◆ **EXERCISE**
Repeat, line for line, the entries printed below.

◆ **GIVEN DATA**
+ + +

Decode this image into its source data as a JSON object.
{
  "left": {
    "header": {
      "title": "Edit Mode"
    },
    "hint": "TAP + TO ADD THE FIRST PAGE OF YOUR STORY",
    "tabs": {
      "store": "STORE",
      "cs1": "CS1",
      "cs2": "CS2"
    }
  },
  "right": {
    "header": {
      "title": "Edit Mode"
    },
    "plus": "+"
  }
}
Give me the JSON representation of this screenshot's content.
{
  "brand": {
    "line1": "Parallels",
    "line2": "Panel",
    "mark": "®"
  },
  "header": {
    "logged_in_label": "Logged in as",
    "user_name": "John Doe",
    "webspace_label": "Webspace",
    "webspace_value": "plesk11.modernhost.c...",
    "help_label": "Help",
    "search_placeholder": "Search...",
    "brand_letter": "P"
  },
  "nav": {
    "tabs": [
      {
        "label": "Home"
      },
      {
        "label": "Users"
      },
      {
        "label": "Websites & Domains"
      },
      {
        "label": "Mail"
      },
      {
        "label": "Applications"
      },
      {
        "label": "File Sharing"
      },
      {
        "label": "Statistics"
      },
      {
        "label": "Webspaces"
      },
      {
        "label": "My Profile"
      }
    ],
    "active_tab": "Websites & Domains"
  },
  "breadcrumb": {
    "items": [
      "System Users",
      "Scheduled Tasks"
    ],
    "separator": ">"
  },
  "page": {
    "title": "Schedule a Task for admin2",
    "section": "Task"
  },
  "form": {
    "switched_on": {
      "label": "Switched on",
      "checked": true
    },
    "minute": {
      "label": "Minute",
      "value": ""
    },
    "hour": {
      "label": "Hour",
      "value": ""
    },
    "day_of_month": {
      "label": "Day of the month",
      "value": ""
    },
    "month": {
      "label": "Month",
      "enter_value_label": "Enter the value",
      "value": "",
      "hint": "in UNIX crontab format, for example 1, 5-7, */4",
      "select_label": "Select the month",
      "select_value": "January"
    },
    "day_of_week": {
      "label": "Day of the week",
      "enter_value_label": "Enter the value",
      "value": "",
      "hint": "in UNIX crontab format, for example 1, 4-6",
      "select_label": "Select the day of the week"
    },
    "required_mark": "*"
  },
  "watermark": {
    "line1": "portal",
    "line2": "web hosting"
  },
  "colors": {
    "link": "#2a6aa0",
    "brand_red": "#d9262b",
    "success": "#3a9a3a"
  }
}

+ + +

◆ **ANSWER TO THIS TASK**
Decode this image into its source data as a JSON object.
{
  "left": {
    "header": {
      "title": "Edit Mode"
    },
    "hint": "TAP + TO ADD THE FIRST PAGE OF YOUR STORY",
    "tabs": {
      "store": "STORE",
      "cs1": "CS1",
      "cs2": "CS2"
    }
  },
  "right": {
    "header": {
      "title": "Edit Mode"
    },
    "plus": "+"
  }
}
Give me the JSON representation of this screenshot's content.
{
  "brand": {
    "line1": "Parallels",
    "line2": "Panel",
    "mark": "®"
  },
  "header": {
    "logged_in_label": "Logged in as",
    "user_name": "John Doe",
    "webspace_label": "Webspace",
    "webspace_value": "plesk11.modernhost.c...",
    "help_label": "Help",
    "search_placeholder": "Search...",
    "brand_letter": "P"
  },
  "nav": {
    "tabs": [
      {
        "label": "Home"
      },
      {
        "label": "Users"
      },
      {
        "label": "Websites & Domains"
      },
      {
        "label": "Mail"
      },
      {
        "label": "Applications"
      },
      {
        "label": "File Sharing"
      },
      {
        "label": "Statistics"
      },
      {
        "label": "Webspaces"
      },
      {
        "label": "My Profile"
      }
    ],
    "active_tab": "Websites & Domains"
  },
  "breadcrumb": {
    "items": [
      "System Users",
      "Scheduled Tasks"
    ],
    "separator": ">"
  },
  "page": {
    "title": "Schedule a Task for admin2",
    "section": "Task"
  },
  "form": {
    "switched_on": {
      "label": "Switched on",
      "checked": true
    },
    "minute": {
      "label": "Minute",
      "value": ""
    },
    "hour": {
      "label": "Hour",
      "value": ""
    },
    "day_of_month": {
      "label": "Day of the month",
      "value": ""
    },
    "month": {
      "label": "Month",
      "enter_value_label": "Enter the value",
      "value": "",
      "hint": "in UNIX crontab format, for example 1, 5-7, */4",
      "select_label": "Select the month",
      "select_value": "January"
    },
    "day_of_week": {
      "label": "Day of the week",
      "enter_value_label": "Enter the value",
      "value": "",
      "hint": "in UNIX crontab format, for example 1, 4-6",
      "select_label": "Select the day of the week"
    },
    "required_mark": "*"
  },
  "watermark": {
    "line1": "portal",
    "line2": "web hosting"
  },
  "colors": {
    "link": "#2a6aa0",
    "brand_red": "#d9262b",
    "success": "#3a9a3a"
  }
}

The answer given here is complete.